[Extracts from a graphics dataset]
........
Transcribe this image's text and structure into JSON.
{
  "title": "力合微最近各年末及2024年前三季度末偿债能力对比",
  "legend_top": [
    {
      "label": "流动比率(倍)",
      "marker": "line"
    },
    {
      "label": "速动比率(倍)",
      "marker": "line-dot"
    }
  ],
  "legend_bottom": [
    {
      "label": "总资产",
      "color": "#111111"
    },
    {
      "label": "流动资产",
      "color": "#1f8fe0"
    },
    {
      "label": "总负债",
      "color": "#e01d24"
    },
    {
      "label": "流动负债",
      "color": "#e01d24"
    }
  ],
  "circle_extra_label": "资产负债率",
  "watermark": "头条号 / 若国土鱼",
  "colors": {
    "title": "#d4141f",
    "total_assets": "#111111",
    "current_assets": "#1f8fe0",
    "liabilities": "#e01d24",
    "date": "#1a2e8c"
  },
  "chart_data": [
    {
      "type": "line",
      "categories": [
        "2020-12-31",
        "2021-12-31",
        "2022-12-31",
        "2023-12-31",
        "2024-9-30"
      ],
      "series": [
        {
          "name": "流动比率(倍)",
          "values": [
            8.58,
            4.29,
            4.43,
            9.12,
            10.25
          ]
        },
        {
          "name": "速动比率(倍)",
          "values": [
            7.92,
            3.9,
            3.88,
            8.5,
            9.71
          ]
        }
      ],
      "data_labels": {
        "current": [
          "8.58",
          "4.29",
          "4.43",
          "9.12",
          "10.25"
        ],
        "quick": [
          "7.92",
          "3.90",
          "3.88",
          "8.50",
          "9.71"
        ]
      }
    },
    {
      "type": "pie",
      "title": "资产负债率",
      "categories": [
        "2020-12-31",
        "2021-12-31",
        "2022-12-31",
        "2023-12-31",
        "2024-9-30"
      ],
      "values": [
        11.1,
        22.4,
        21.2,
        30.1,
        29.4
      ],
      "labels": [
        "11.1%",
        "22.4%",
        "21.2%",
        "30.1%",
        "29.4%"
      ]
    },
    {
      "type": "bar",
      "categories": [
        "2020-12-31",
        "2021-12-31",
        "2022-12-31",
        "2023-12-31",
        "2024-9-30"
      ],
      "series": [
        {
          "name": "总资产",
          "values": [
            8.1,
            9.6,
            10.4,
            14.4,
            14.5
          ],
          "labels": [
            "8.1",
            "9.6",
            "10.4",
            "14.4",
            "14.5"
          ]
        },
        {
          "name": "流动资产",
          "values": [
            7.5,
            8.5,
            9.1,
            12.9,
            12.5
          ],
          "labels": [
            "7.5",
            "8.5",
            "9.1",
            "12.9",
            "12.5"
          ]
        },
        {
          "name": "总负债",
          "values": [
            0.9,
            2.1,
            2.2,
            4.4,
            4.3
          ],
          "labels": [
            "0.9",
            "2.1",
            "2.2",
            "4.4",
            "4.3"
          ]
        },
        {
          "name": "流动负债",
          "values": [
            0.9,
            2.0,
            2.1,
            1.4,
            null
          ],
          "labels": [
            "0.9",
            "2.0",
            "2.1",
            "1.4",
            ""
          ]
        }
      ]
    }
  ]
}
........
## Work instructions
Your task is to reproduce the whole listing exactly.

## Exercise result
Transcribe this image's text and structure into JSON.
{
  "title": "力合微最近各年末及2024年前三季度末偿债能力对比",
  "legend_top": [
    {
      "label": "流动比率(倍)",
      "marker": "line"
    },
    {
      "label": "速动比率(倍)",
      "marker": "line-dot"
    }
  ],
  "legend_bottom": [
    {
      "label": "总资产",
      "color": "#111111"
    },
    {
      "label": "流动资产",
      "color": "#1f8fe0"
    },
    {
      "label": "总负债",
      "color": "#e01d24"
    },
    {
      "label": "流动负债",
      "color": "#e01d24"
    }
  ],
  "circle_extra_label": "资产负债率",
  "watermark": "头条号 / 若国土鱼",
  "colors": {
    "title": "#d4141f",
    "total_assets": "#111111",
    "current_assets": "#1f8fe0",
    "liabilities": "#e01d24",
    "date": "#1a2e8c"
  },
  "chart_data": [
    {
      "type": "line",
      "categories": [
        "2020-12-31",
        "2021-12-31",
        "2022-12-31",
        "2023-12-31",
        "2024-9-30"
      ],
      "series": [
        {
          "name": "流动比率(倍)",
          "values": [
            8.58,
            4.29,
            4.43,
            9.12,
            10.25
          ]
        },
        {
          "name": "速动比率(倍)",
          "values": [
            7.92,
            3.9,
            3.88,
            8.5,
            9.71
          ]
        }
      ],
      "data_labels": {
        "current": [
          "8.58",
          "4.29",
          "4.43",
          "9.12",
          "10.25"
        ],
        "quick": [
          "7.92",
          "3.90",
          "3.88",
          "8.50",
          "9.71"
        ]
      }
    },
    {
      "type": "pie",
      "title": "资产负债率",
      "categories": [
        "2020-12-31",
        "2021-12-31",
        "2022-12-31",
        "2023-12-31",
        "2024-9-30"
      ],
      "values": [
        11.1,
        22.4,
        21.2,
        30.1,
        29.4
      ],
      "labels": [
        "11.1%",
        "22.4%",
        "21.2%",
        "30.1%",
        "29.4%"
      ]
    },
    {
      "type": "bar",
      "categories": [
        "2020-12-31",
        "2021-12-31",
        "2022-12-31",
        "2023-12-31",
        "2024-9-30"
      ],
      "series": [
        {
          "name": "总资产",
          "values": [
            8.1,
            9.6,
            10.4,
            14.4,
            14.5
          ],
          "labels": [
            "8.1",
            "9.6",
            "10.4",
            "14.4",
            "14.5"
          ]
        },
        {
          "name": "流动资产",
          "values": [
            7.5,
            8.5,
            9.1,
            12.9,
            12.5
          ],
          "labels": [
            "7.5",
            "8.5",
            "9.1",
            "12.9",
            "12.5"
          ]
        },
        {
          "name": "总负债",
          "values": [
            0.9,
            2.1,
            2.2,
            4.4,
            4.3
          ],
          "labels": [
            "0.9",
            "2.1",
            "2.2",
            "4.4",
            "4.3"
          ]
        },
        {
          "name": "流动负债",
          "values": [
            0.9,
            2.0,
            2.1,
            1.4,
            null
          ],
          "labels": [
            "0.9",
            "2.0",
            "2.1",
            "1.4",
            ""
          ]
        }
      ]
    }
  ]
}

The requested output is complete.